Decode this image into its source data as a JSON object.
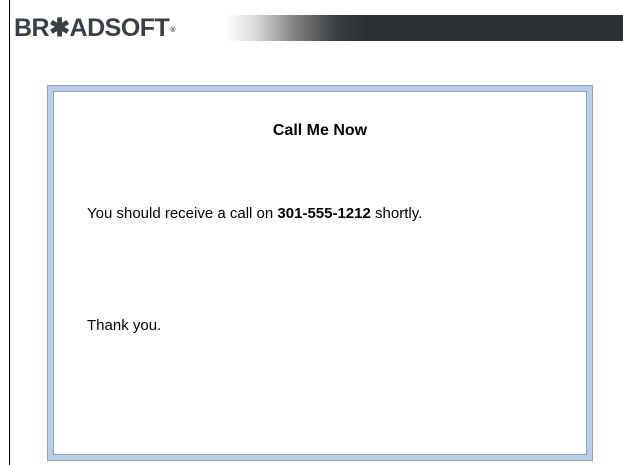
{
  "header": {
    "logo_text": "BR✱ADSOFT",
    "logo_tm": "®",
    "colors": {
      "logo": "#3a3f45",
      "bar_dark": "#2c3035"
    }
  },
  "dialog": {
    "title": "Call Me Now",
    "message_prefix": "You should receive a call on ",
    "phone_number": "301-555-1212",
    "message_suffix": " shortly.",
    "thanks": "Thank you.",
    "colors": {
      "frame": "#bccee6",
      "border": "#8aa2c8"
    }
  }
}
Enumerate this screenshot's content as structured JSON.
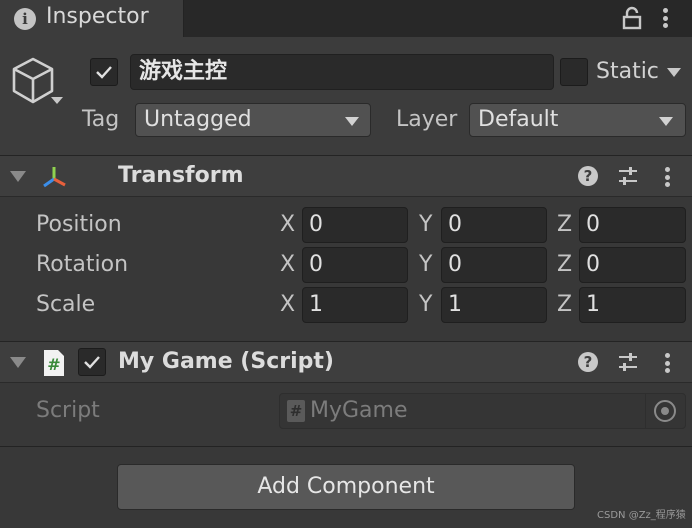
{
  "tab": {
    "title": "Inspector"
  },
  "header": {
    "active": true,
    "name": "游戏主控",
    "static": false,
    "static_label": "Static",
    "tag_label": "Tag",
    "tag_value": "Untagged",
    "layer_label": "Layer",
    "layer_value": "Default"
  },
  "transform": {
    "title": "Transform",
    "rows": [
      {
        "label": "Position",
        "x": "0",
        "y": "0",
        "z": "0"
      },
      {
        "label": "Rotation",
        "x": "0",
        "y": "0",
        "z": "0"
      },
      {
        "label": "Scale",
        "x": "1",
        "y": "1",
        "z": "1"
      }
    ],
    "axes": {
      "x": "X",
      "y": "Y",
      "z": "Z"
    }
  },
  "script_component": {
    "enabled": true,
    "title": "My Game (Script)",
    "script_label": "Script",
    "script_value": "MyGame"
  },
  "footer": {
    "add_component_label": "Add Component"
  },
  "watermark": "CSDN @Zz_程序猿",
  "colors": {
    "background": "#383838",
    "tab_bar": "#282828",
    "field": "#2a2a2a",
    "button": "#585858",
    "text": "#d2d2d2"
  },
  "icons": {
    "tab": "info-icon",
    "object": "cube-icon",
    "transform": "transform-axes-icon",
    "script": "csharp-script-icon",
    "help": "help-icon",
    "presets": "sliders-icon",
    "more": "kebab-menu-icon",
    "lock": "lock-icon",
    "object_picker": "target-icon"
  }
}
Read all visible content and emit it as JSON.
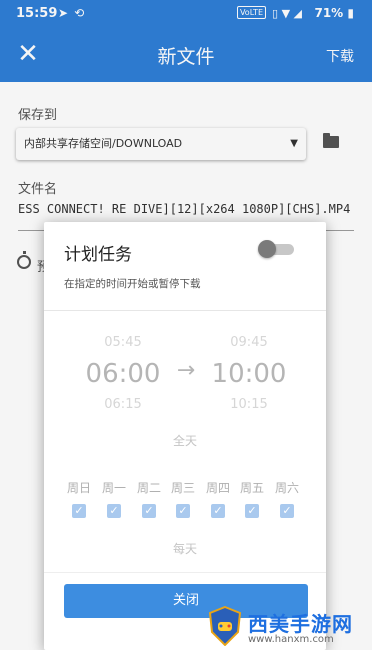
{
  "status_bar": {
    "time": "15:59",
    "left_icons": [
      "telegram-icon",
      "sync-icon"
    ],
    "volte_badge": "VoLTE",
    "right_icons": [
      "vibrate-icon",
      "wifi-icon",
      "signal-icon"
    ],
    "battery_text": "71%"
  },
  "app_bar": {
    "close_icon": "close-icon",
    "title": "新文件",
    "action_label": "下载"
  },
  "form": {
    "save_label": "保存到",
    "location_value": "内部共享存储空间/DOWNLOAD",
    "folder_icon": "folder-icon",
    "name_label": "文件名",
    "filename_value": "ESS CONNECT! RE DIVE][12][x264 1080P][CHS].MP4",
    "timer_icon": "timer-icon",
    "timer_label_partial": "预"
  },
  "dialog": {
    "title": "计划任务",
    "subtitle": "在指定的时间开始或暂停下载",
    "toggle_on": false,
    "start_time": {
      "prev": "05:45",
      "current": "06:00",
      "next": "06:15"
    },
    "arrow": "→",
    "end_time": {
      "prev": "09:45",
      "current": "10:00",
      "next": "10:15"
    },
    "all_day_label": "全天",
    "days": [
      {
        "label": "周日",
        "checked": true
      },
      {
        "label": "周一",
        "checked": true
      },
      {
        "label": "周二",
        "checked": true
      },
      {
        "label": "周三",
        "checked": true
      },
      {
        "label": "周四",
        "checked": true
      },
      {
        "label": "周五",
        "checked": true
      },
      {
        "label": "周六",
        "checked": true
      }
    ],
    "every_day_label": "每天",
    "close_button_label": "关闭"
  },
  "watermark": {
    "text": "西美手游网",
    "url": "www.hanxm.com"
  },
  "colors": {
    "primary": "#2f7fd8",
    "button": "#3d8de0",
    "checkbox_disabled": "#a9c9ee"
  }
}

====

Go through the material above and print all of it exactly, except the pictures.

Decode this image into its source data as a JSON object.
{
  "header": {
    "logo_text": "BR✱ADSOFT",
    "logo_tm": "®",
    "colors": {
      "logo": "#3a3f45",
      "bar_dark": "#2c3035"
    }
  },
  "dialog": {
    "title": "Call Me Now",
    "message_prefix": "You should receive a call on ",
    "phone_number": "301-555-1212",
    "message_suffix": " shortly.",
    "thanks": "Thank you.",
    "colors": {
      "frame": "#bccee6",
      "border": "#8aa2c8"
    }
  }
}
Enumerate this screenshot's content as structured JSON.
{
  "tab": {
    "title": "Inspector"
  },
  "header": {
    "active": true,
    "name": "游戏主控",
    "static": false,
    "static_label": "Static",
    "tag_label": "Tag",
    "tag_value": "Untagged",
    "layer_label": "Layer",
    "layer_value": "Default"
  },
  "transform": {
    "title": "Transform",
    "rows": [
      {
        "label": "Position",
        "x": "0",
        "y": "0",
        "z": "0"
      },
      {
        "label": "Rotation",
        "x": "0",
        "y": "0",
        "z": "0"
      },
      {
        "label": "Scale",
        "x": "1",
        "y": "1",
        "z": "1"
      }
    ],
    "axes": {
      "x": "X",
      "y": "Y",
      "z": "Z"
    }
  },
  "script_component": {
    "enabled": true,
    "title": "My Game (Script)",
    "script_label": "Script",
    "script_value": "MyGame"
  },
  "footer": {
    "add_component_label": "Add Component"
  },
  "watermark": "CSDN @Zz_程序猿",
  "colors": {
    "background": "#383838",
    "tab_bar": "#282828",
    "field": "#2a2a2a",
    "button": "#585858",
    "text": "#d2d2d2"
  },
  "icons": {
    "tab": "info-icon",
    "object": "cube-icon",
    "transform": "transform-axes-icon",
    "script": "csharp-script-icon",
    "help": "help-icon",
    "presets": "sliders-icon",
    "more": "kebab-menu-icon",
    "lock": "lock-icon",
    "object_picker": "target-icon"
  }
}
Read all visible content and emit it as JSON.
{
  "status_bar": {
    "time": "15:59",
    "left_icons": [
      "telegram-icon",
      "sync-icon"
    ],
    "volte_badge": "VoLTE",
    "right_icons": [
      "vibrate-icon",
      "wifi-icon",
      "signal-icon"
    ],
    "battery_text": "71%"
  },
  "app_bar": {
    "close_icon": "close-icon",
    "title": "新文件",
    "action_label": "下载"
  },
  "form": {
    "save_label": "保存到",
    "location_value": "内部共享存储空间/DOWNLOAD",
    "folder_icon": "folder-icon",
    "name_label": "文件名",
    "filename_value": "ESS CONNECT! RE DIVE][12][x264 1080P][CHS].MP4",
    "timer_icon": "timer-icon",
    "timer_label_partial": "预"
  },
  "dialog": {
    "title": "计划任务",
    "subtitle": "在指定的时间开始或暂停下载",
    "toggle_on": false,
    "start_time": {
      "prev": "05:45",
      "current": "06:00",
      "next": "06:15"
    },
    "arrow": "→",
    "end_time": {
      "prev": "09:45",
      "current": "10:00",
      "next": "10:15"
    },
    "all_day_label": "全天",
    "days": [
      {
        "label": "周日",
        "checked": true
      },
      {
        "label": "周一",
        "checked": true
      },
      {
        "label": "周二",
        "checked": true
      },
      {
        "label": "周三",
        "checked": true
      },
      {
        "label": "周四",
        "checked": true
      },
      {
        "label": "周五",
        "checked": true
      },
      {
        "label": "周六",
        "checked": true
      }
    ],
    "every_day_label": "每天",
    "close_button_label": "关闭"
  },
  "watermark": {
    "text": "西美手游网",
    "url": "www.hanxm.com"
  },
  "colors": {
    "primary": "#2f7fd8",
    "button": "#3d8de0",
    "checkbox_disabled": "#a9c9ee"
  }
}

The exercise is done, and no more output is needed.